Input rows:

>> begin

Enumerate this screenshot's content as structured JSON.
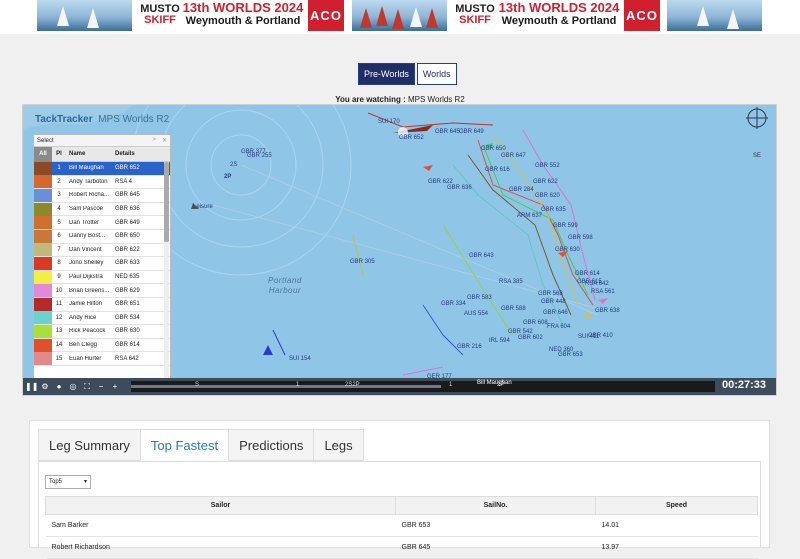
{
  "banner": {
    "logo_top": "MUSTO",
    "logo_bottom": "SKIFF",
    "title": "13th WORLDS 2024",
    "subtitle": "Weymouth & Portland",
    "sponsor": "ACO"
  },
  "view_buttons": [
    "Pre-Worlds",
    "Worlds"
  ],
  "watching": {
    "label": "You are watching :",
    "race": "MPS Worlds R2"
  },
  "map": {
    "brand": "TackTracker",
    "race_title": "MPS Worlds R2",
    "harbour_line1": "Portland",
    "harbour_line2": "Harbour",
    "compass_label": "SE",
    "water_color": "#8fc6e8",
    "boat_labels": [
      "SUI 170",
      "GBR 652",
      "GBR 645",
      "GBR 649",
      "GBR 650",
      "GBR 647",
      "GBR 552",
      "GBR 616",
      "GBR 636",
      "GBR 284",
      "GBR 622",
      "GBR 620",
      "GBR 635",
      "ARM 637",
      "GBR 598",
      "GBR 630",
      "GBR 305",
      "GBR 643",
      "RSA 385",
      "GBR 614",
      "RSA 642",
      "RSA 561",
      "GBR 583",
      "GBR 588",
      "GBR 448",
      "GBR 334",
      "AUS 554",
      "GBR 646",
      "GBR 638",
      "GBR 608",
      "GBR 542",
      "FRA 604",
      "SUI 411",
      "IRL 594",
      "GBR 602",
      "GBR 410",
      "GBR 216",
      "NED 360",
      "GBR 653",
      "SUI 154",
      "GER 177",
      "GBR 255",
      "GBR 377",
      "2S",
      "2P",
      "Leisure"
    ]
  },
  "ranking": {
    "header": "Select",
    "columns": {
      "all": "All",
      "pl": "Pl",
      "name": "Name",
      "details": "Details"
    },
    "rows": [
      {
        "pl": "1",
        "name": "Bill Maughan",
        "details": "GBR 652",
        "color": "#8b4a25"
      },
      {
        "pl": "2",
        "name": "Andy Tarboton",
        "details": "RSA 4",
        "color": "#d4682e"
      },
      {
        "pl": "3",
        "name": "Robert Richa...",
        "details": "GBR 645",
        "color": "#6b8fd6"
      },
      {
        "pl": "4",
        "name": "Sam Pascoe",
        "details": "GBR 636",
        "color": "#8a8a2a"
      },
      {
        "pl": "5",
        "name": "Dan Trotter",
        "details": "GBR 649",
        "color": "#d07030"
      },
      {
        "pl": "6",
        "name": "Danny Bost...",
        "details": "GBR 650",
        "color": "#c8783a"
      },
      {
        "pl": "7",
        "name": "Dan Vincent",
        "details": "GBR 622",
        "color": "#c2b87a"
      },
      {
        "pl": "8",
        "name": "Jono Shelley",
        "details": "GBR 633",
        "color": "#d83a24"
      },
      {
        "pl": "9",
        "name": "Paul Dijkstra",
        "details": "NED 635",
        "color": "#f0f040"
      },
      {
        "pl": "10",
        "name": "Brian Greens...",
        "details": "GBR 629",
        "color": "#e08ad8"
      },
      {
        "pl": "11",
        "name": "Jamie Hilton",
        "details": "GBR 651",
        "color": "#b42a2a"
      },
      {
        "pl": "12",
        "name": "Andy Rice",
        "details": "GBR 534",
        "color": "#6ad4c8"
      },
      {
        "pl": "13",
        "name": "Rick Peacock",
        "details": "GBR 630",
        "color": "#a8e038"
      },
      {
        "pl": "14",
        "name": "Ben Clegg",
        "details": "GBR 614",
        "color": "#e0502a"
      },
      {
        "pl": "15",
        "name": "Euan Hurter",
        "details": "RSA 642",
        "color": "#e08a8a"
      }
    ]
  },
  "player": {
    "clock": "00:27:33",
    "boat": "Bill Maughan",
    "marks": [
      "S",
      "1",
      "2S2P",
      "1",
      "2P"
    ]
  },
  "tabs": [
    "Leg Summary",
    "Top Fastest",
    "Predictions",
    "Legs"
  ],
  "active_tab": "Top Fastest",
  "top_select": "Top5",
  "table": {
    "headers": [
      "Sailor",
      "SailNo.",
      "Speed"
    ],
    "rows": [
      [
        "Sam Barker",
        "GBR 653",
        "14.01"
      ],
      [
        "Robert Richardson",
        "GBR 645",
        "13.97"
      ]
    ]
  }
}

>> end

Work to do: Keep the pictures out of your copy, and repeat every entry above exactly.

Task response:
Enumerate this screenshot's content as structured JSON.
{
  "banner": {
    "logo_top": "MUSTO",
    "logo_bottom": "SKIFF",
    "title": "13th WORLDS 2024",
    "subtitle": "Weymouth & Portland",
    "sponsor": "ACO"
  },
  "view_buttons": [
    "Pre-Worlds",
    "Worlds"
  ],
  "watching": {
    "label": "You are watching :",
    "race": "MPS Worlds R2"
  },
  "map": {
    "brand": "TackTracker",
    "race_title": "MPS Worlds R2",
    "harbour_line1": "Portland",
    "harbour_line2": "Harbour",
    "compass_label": "SE",
    "water_color": "#8fc6e8",
    "boat_labels": [
      "SUI 170",
      "GBR 652",
      "GBR 645",
      "GBR 649",
      "GBR 650",
      "GBR 647",
      "GBR 552",
      "GBR 616",
      "GBR 636",
      "GBR 284",
      "GBR 622",
      "GBR 620",
      "GBR 635",
      "ARM 637",
      "GBR 598",
      "GBR 630",
      "GBR 305",
      "GBR 643",
      "RSA 385",
      "GBR 614",
      "RSA 642",
      "RSA 561",
      "GBR 583",
      "GBR 588",
      "GBR 448",
      "GBR 334",
      "AUS 554",
      "GBR 646",
      "GBR 638",
      "GBR 608",
      "GBR 542",
      "FRA 604",
      "SUI 411",
      "IRL 594",
      "GBR 602",
      "GBR 410",
      "GBR 216",
      "NED 360",
      "GBR 653",
      "SUI 154",
      "GER 177",
      "GBR 255",
      "GBR 377",
      "2S",
      "2P",
      "Leisure"
    ]
  },
  "ranking": {
    "header": "Select",
    "columns": {
      "all": "All",
      "pl": "Pl",
      "name": "Name",
      "details": "Details"
    },
    "rows": [
      {
        "pl": "1",
        "name": "Bill Maughan",
        "details": "GBR 652",
        "color": "#8b4a25"
      },
      {
        "pl": "2",
        "name": "Andy Tarboton",
        "details": "RSA 4",
        "color": "#d4682e"
      },
      {
        "pl": "3",
        "name": "Robert Richa...",
        "details": "GBR 645",
        "color": "#6b8fd6"
      },
      {
        "pl": "4",
        "name": "Sam Pascoe",
        "details": "GBR 636",
        "color": "#8a8a2a"
      },
      {
        "pl": "5",
        "name": "Dan Trotter",
        "details": "GBR 649",
        "color": "#d07030"
      },
      {
        "pl": "6",
        "name": "Danny Bost...",
        "details": "GBR 650",
        "color": "#c8783a"
      },
      {
        "pl": "7",
        "name": "Dan Vincent",
        "details": "GBR 622",
        "color": "#c2b87a"
      },
      {
        "pl": "8",
        "name": "Jono Shelley",
        "details": "GBR 633",
        "color": "#d83a24"
      },
      {
        "pl": "9",
        "name": "Paul Dijkstra",
        "details": "NED 635",
        "color": "#f0f040"
      },
      {
        "pl": "10",
        "name": "Brian Greens...",
        "details": "GBR 629",
        "color": "#e08ad8"
      },
      {
        "pl": "11",
        "name": "Jamie Hilton",
        "details": "GBR 651",
        "color": "#b42a2a"
      },
      {
        "pl": "12",
        "name": "Andy Rice",
        "details": "GBR 534",
        "color": "#6ad4c8"
      },
      {
        "pl": "13",
        "name": "Rick Peacock",
        "details": "GBR 630",
        "color": "#a8e038"
      },
      {
        "pl": "14",
        "name": "Ben Clegg",
        "details": "GBR 614",
        "color": "#e0502a"
      },
      {
        "pl": "15",
        "name": "Euan Hurter",
        "details": "RSA 642",
        "color": "#e08a8a"
      }
    ]
  },
  "player": {
    "clock": "00:27:33",
    "boat": "Bill Maughan",
    "marks": [
      "S",
      "1",
      "2S2P",
      "1",
      "2P"
    ]
  },
  "tabs": [
    "Leg Summary",
    "Top Fastest",
    "Predictions",
    "Legs"
  ],
  "active_tab": "Top Fastest",
  "top_select": "Top5",
  "table": {
    "headers": [
      "Sailor",
      "SailNo.",
      "Speed"
    ],
    "rows": [
      [
        "Sam Barker",
        "GBR 653",
        "14.01"
      ],
      [
        "Robert Richardson",
        "GBR 645",
        "13.97"
      ]
    ]
  }
}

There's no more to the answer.